REQUEST
Pick out the lines containing "text".

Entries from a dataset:

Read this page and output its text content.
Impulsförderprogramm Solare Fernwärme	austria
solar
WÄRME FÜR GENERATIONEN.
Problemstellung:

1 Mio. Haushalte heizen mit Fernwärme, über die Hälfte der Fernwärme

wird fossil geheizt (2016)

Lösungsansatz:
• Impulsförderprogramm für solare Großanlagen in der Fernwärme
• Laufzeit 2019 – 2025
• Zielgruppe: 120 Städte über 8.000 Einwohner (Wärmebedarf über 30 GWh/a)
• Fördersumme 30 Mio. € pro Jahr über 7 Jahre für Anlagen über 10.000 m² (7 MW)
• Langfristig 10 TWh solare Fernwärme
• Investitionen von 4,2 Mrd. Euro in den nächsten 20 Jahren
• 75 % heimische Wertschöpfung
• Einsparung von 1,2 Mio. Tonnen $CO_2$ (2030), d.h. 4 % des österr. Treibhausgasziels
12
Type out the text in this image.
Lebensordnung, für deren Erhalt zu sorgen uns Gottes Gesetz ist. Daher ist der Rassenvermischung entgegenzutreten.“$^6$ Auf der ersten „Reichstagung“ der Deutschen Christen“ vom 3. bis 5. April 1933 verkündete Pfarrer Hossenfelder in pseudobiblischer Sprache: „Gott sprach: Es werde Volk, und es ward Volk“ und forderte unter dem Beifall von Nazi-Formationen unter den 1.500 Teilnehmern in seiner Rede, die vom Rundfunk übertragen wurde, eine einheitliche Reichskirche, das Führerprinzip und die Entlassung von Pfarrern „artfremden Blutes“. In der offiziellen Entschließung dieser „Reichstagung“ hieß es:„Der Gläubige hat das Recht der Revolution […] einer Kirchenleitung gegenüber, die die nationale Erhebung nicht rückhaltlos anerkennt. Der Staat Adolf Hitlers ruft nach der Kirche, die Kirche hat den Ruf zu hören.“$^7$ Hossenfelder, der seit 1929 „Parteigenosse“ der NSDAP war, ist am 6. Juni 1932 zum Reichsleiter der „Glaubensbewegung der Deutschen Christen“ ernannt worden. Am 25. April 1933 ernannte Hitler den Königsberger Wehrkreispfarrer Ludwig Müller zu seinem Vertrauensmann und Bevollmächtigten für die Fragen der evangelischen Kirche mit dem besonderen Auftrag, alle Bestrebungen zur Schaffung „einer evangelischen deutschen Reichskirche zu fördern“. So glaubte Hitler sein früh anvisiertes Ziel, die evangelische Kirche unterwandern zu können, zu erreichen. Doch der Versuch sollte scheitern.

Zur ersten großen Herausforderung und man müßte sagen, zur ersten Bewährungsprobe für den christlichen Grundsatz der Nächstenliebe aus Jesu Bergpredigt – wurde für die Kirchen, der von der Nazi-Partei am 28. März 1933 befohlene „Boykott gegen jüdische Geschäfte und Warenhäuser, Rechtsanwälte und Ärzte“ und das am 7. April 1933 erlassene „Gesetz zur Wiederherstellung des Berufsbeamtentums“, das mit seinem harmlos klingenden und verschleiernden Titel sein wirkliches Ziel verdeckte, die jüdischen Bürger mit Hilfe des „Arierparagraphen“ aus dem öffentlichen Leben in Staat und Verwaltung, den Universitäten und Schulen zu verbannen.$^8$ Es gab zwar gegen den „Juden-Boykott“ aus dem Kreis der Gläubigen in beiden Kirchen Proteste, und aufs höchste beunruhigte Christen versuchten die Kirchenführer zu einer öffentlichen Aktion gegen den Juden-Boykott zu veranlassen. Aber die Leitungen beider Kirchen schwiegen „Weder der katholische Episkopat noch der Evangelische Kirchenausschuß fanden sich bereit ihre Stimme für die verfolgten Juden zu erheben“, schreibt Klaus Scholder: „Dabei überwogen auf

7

REPLY TO THE TASK
Read this page and output its text content.
Type out the text in this image.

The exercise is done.